------ Records provided ------
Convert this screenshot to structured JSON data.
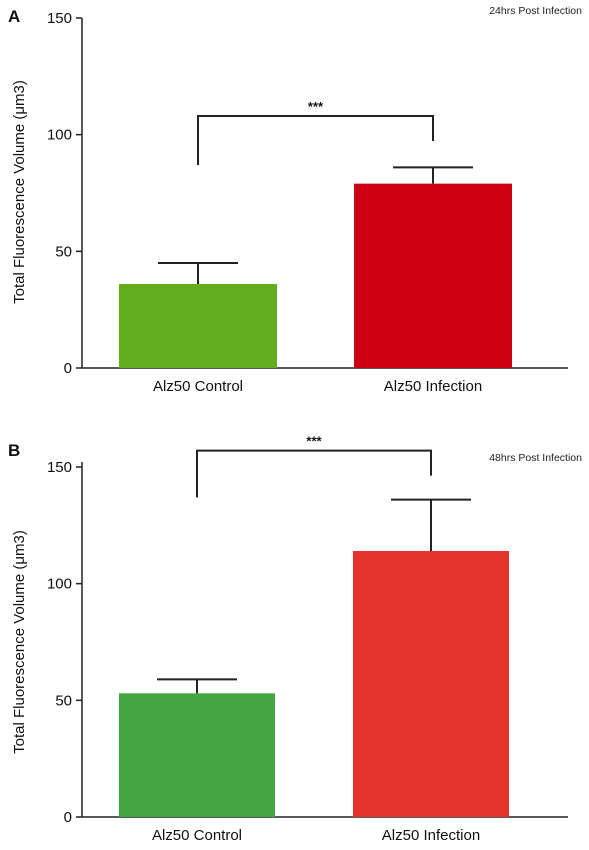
{
  "chart_data": [
    {
      "panel_letter": "A",
      "type": "bar",
      "annotation": "24hrs Post Infection",
      "ylabel": "Total Fluorescence Volume (μm3)",
      "ylim": [
        0,
        150
      ],
      "yticks": [
        0,
        50,
        100,
        150
      ],
      "categories": [
        "Alz50 Control",
        "Alz50 Infection"
      ],
      "values": [
        36,
        79
      ],
      "error": [
        9,
        7
      ],
      "colors": [
        "#63ae1f",
        "#cc0010"
      ],
      "significance": {
        "label": "***",
        "y_value": 108,
        "drop_value": 87
      }
    },
    {
      "panel_letter": "B",
      "type": "bar",
      "annotation": "48hrs Post Infection",
      "ylabel": "Total Fluorescence Volume (μm3)",
      "ylim": [
        0,
        150
      ],
      "yticks": [
        0,
        50,
        100,
        150
      ],
      "categories": [
        "Alz50 Control",
        "Alz50 Infection"
      ],
      "values": [
        53,
        114
      ],
      "error": [
        6,
        22
      ],
      "colors": [
        "#43a641",
        "#e3332b"
      ],
      "significance": {
        "label": "***",
        "y_value": 157,
        "drop_value": 137
      }
    }
  ]
}
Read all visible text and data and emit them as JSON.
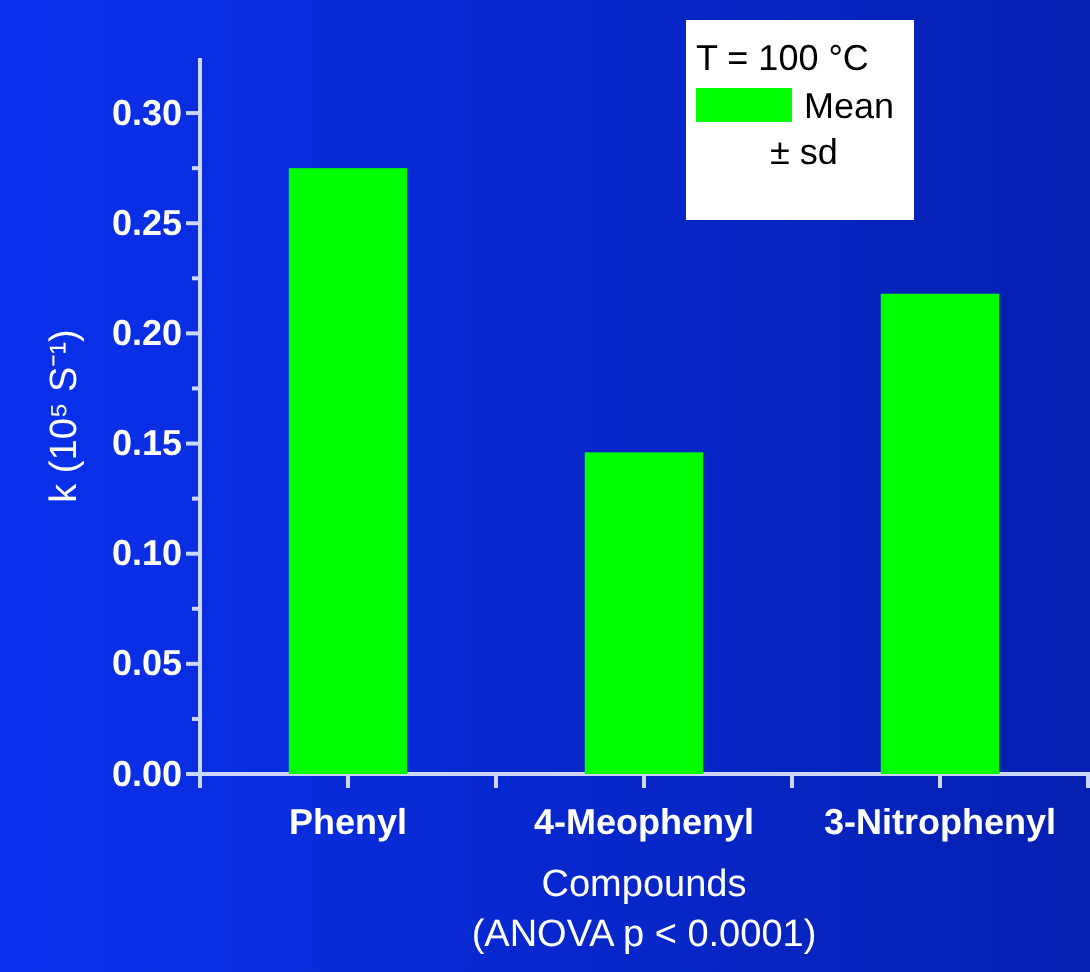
------
# Exercise objective
Each line of the data should be quoted exactly, with pictures left out.

# Result of this task
Convert this screenshot to structured JSON data.
{
  "chart_data": [
    {
      "panel_letter": "A",
      "type": "bar",
      "annotation": "24hrs Post Infection",
      "ylabel": "Total Fluorescence Volume (μm3)",
      "ylim": [
        0,
        150
      ],
      "yticks": [
        0,
        50,
        100,
        150
      ],
      "categories": [
        "Alz50 Control",
        "Alz50 Infection"
      ],
      "values": [
        36,
        79
      ],
      "error": [
        9,
        7
      ],
      "colors": [
        "#63ae1f",
        "#cc0010"
      ],
      "significance": {
        "label": "***",
        "y_value": 108,
        "drop_value": 87
      }
    },
    {
      "panel_letter": "B",
      "type": "bar",
      "annotation": "48hrs Post Infection",
      "ylabel": "Total Fluorescence Volume (μm3)",
      "ylim": [
        0,
        150
      ],
      "yticks": [
        0,
        50,
        100,
        150
      ],
      "categories": [
        "Alz50 Control",
        "Alz50 Infection"
      ],
      "values": [
        53,
        114
      ],
      "error": [
        6,
        22
      ],
      "colors": [
        "#43a641",
        "#e3332b"
      ],
      "significance": {
        "label": "***",
        "y_value": 157,
        "drop_value": 137
      }
    }
  ]
}
Read all visible text and data and emit them as JSON.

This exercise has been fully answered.